**Provided material**
-- -- --

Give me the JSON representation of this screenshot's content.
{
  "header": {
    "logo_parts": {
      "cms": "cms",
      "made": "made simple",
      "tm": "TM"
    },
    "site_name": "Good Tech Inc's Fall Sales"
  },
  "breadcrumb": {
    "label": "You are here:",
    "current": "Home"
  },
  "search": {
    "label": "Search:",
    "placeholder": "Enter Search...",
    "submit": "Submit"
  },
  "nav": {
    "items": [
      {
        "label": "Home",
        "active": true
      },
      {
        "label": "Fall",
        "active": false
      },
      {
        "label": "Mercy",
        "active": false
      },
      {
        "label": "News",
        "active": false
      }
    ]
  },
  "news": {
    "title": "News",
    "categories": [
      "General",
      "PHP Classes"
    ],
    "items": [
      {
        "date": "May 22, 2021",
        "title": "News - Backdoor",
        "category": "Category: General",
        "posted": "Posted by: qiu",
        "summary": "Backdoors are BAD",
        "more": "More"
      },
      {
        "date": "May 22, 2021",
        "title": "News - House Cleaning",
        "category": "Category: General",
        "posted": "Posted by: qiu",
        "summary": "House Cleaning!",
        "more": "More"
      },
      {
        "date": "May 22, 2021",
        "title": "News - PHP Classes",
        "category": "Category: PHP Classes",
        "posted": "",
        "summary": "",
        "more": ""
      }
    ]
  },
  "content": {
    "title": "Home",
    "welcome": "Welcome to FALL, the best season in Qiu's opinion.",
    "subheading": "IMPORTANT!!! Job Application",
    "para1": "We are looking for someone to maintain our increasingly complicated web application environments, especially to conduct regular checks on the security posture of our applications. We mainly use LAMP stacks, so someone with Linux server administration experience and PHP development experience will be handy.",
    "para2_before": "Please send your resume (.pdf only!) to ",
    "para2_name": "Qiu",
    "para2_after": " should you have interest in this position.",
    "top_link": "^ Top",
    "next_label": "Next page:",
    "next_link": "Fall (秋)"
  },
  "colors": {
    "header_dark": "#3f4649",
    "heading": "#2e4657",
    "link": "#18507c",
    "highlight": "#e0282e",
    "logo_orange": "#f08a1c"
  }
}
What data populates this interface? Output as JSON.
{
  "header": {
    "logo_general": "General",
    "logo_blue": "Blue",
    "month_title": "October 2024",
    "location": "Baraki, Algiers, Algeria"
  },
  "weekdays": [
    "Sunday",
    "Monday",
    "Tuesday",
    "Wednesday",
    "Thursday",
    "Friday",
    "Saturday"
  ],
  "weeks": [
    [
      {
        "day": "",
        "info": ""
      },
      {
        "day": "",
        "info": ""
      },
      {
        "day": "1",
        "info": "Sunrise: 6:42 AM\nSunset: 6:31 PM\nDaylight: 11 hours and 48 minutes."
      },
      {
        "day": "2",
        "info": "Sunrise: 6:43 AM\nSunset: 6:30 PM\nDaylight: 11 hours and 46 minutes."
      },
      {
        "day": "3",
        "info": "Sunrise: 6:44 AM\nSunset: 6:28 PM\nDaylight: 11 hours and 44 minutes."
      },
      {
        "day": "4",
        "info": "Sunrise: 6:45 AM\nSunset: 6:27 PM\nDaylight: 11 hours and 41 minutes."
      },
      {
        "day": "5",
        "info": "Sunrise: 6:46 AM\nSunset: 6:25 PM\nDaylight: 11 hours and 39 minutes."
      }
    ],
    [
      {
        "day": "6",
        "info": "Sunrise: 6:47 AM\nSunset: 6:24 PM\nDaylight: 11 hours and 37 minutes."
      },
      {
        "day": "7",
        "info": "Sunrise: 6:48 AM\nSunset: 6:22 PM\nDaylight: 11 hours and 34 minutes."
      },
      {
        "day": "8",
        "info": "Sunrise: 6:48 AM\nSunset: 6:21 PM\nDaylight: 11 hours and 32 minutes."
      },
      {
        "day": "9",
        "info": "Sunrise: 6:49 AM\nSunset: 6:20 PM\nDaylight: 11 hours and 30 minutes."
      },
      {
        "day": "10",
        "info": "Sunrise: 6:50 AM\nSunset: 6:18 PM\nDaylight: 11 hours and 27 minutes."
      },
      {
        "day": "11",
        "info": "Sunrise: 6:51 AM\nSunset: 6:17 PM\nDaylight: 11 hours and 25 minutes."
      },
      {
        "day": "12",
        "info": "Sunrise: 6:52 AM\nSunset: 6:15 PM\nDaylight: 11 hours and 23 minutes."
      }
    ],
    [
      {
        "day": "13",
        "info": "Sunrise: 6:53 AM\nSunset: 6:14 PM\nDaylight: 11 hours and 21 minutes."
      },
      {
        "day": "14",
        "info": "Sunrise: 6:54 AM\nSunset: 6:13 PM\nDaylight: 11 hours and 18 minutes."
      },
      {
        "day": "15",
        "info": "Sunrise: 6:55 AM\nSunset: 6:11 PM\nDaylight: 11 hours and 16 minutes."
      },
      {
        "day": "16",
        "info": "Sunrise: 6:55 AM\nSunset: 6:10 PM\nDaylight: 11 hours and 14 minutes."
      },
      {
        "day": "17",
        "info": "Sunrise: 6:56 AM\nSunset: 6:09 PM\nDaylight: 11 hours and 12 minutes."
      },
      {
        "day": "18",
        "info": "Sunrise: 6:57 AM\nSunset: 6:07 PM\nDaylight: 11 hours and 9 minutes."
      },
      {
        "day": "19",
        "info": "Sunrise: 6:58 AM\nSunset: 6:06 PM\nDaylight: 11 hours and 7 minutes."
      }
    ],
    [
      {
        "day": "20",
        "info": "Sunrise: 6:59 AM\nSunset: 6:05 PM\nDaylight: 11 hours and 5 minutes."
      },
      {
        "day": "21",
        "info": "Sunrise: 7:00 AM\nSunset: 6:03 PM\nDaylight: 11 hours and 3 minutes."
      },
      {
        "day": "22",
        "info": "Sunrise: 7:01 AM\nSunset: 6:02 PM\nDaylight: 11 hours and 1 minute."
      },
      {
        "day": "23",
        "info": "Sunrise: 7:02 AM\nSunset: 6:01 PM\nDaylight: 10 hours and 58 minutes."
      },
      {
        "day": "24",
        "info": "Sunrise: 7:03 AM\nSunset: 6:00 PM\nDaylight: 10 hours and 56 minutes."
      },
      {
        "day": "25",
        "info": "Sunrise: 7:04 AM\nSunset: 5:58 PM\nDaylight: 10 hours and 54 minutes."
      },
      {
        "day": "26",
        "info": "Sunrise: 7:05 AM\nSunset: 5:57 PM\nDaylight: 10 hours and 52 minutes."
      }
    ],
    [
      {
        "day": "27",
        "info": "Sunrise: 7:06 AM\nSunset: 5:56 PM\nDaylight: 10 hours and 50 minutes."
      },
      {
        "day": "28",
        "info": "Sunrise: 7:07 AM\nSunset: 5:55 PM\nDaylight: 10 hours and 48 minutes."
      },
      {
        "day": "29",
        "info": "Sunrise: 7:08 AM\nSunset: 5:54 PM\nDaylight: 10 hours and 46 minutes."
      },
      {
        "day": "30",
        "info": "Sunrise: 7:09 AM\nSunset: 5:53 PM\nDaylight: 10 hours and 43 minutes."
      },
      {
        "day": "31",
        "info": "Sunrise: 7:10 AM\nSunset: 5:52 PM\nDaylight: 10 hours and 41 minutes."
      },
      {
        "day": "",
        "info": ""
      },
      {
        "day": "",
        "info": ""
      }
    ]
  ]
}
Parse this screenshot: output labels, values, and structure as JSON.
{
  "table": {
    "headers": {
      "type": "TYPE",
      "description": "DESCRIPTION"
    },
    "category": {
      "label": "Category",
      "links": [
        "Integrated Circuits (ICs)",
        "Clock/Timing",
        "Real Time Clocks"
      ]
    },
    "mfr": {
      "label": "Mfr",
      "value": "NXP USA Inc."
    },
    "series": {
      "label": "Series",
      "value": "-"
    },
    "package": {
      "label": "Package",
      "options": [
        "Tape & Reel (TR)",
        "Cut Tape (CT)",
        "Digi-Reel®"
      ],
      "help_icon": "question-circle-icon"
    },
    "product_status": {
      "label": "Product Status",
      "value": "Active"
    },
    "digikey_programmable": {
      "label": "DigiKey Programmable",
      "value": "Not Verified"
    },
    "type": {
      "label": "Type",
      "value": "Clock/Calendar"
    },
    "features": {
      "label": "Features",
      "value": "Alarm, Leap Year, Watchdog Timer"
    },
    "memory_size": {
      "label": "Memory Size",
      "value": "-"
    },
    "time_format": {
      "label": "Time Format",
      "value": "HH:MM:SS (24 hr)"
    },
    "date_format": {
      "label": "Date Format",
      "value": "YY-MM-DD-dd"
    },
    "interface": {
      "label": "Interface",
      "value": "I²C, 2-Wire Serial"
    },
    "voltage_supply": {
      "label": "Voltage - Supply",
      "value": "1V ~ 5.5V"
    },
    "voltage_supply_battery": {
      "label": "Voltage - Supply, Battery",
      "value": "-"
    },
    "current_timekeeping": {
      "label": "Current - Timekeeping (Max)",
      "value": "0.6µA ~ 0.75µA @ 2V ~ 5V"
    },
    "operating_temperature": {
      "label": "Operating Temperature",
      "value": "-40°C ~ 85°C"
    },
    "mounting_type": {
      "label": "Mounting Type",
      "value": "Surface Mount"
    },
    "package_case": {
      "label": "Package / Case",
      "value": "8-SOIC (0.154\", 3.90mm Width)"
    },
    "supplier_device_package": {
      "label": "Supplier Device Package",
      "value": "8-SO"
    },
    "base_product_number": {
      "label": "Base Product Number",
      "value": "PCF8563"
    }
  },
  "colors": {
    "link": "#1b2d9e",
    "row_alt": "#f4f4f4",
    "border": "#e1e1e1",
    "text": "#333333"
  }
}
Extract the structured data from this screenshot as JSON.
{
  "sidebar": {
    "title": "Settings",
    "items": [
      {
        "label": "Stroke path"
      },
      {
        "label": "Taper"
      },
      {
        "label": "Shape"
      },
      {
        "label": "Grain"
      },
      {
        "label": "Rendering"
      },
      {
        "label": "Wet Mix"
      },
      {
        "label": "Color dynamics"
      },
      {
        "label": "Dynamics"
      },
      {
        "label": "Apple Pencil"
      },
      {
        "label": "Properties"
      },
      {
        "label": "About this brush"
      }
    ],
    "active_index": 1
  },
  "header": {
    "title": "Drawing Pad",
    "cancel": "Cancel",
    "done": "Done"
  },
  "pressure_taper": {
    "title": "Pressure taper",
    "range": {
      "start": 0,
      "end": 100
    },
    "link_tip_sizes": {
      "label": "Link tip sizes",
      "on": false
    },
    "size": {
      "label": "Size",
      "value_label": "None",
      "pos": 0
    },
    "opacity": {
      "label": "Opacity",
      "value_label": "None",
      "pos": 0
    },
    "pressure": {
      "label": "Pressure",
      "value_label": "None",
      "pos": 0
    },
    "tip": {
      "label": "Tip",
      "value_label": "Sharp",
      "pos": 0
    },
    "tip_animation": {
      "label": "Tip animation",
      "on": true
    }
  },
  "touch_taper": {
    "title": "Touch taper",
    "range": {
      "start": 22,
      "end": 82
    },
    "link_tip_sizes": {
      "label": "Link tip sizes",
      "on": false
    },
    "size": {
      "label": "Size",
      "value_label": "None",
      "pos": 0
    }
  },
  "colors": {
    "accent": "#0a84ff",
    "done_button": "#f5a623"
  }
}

-- -- --

**Directions for this task**
Of all the lines in the listing above, how many include "content"? Write only the number.

**Expected answer**
2